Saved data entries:
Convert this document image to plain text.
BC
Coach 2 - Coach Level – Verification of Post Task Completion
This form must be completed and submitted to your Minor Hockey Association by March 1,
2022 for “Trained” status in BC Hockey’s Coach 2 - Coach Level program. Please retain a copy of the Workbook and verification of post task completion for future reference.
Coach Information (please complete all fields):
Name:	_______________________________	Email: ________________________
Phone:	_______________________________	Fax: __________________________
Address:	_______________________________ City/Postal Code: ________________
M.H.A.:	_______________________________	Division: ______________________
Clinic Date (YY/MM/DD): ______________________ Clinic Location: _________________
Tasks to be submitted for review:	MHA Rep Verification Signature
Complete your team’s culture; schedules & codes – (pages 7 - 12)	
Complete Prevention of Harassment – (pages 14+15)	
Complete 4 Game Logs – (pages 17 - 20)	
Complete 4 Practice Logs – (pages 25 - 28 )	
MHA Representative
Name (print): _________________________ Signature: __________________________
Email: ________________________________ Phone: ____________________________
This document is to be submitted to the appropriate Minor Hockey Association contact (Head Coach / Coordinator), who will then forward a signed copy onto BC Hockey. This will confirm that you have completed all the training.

What is required: Check the records above line by line and tally those holding the string "document". Answer with the number only.

Task result: 2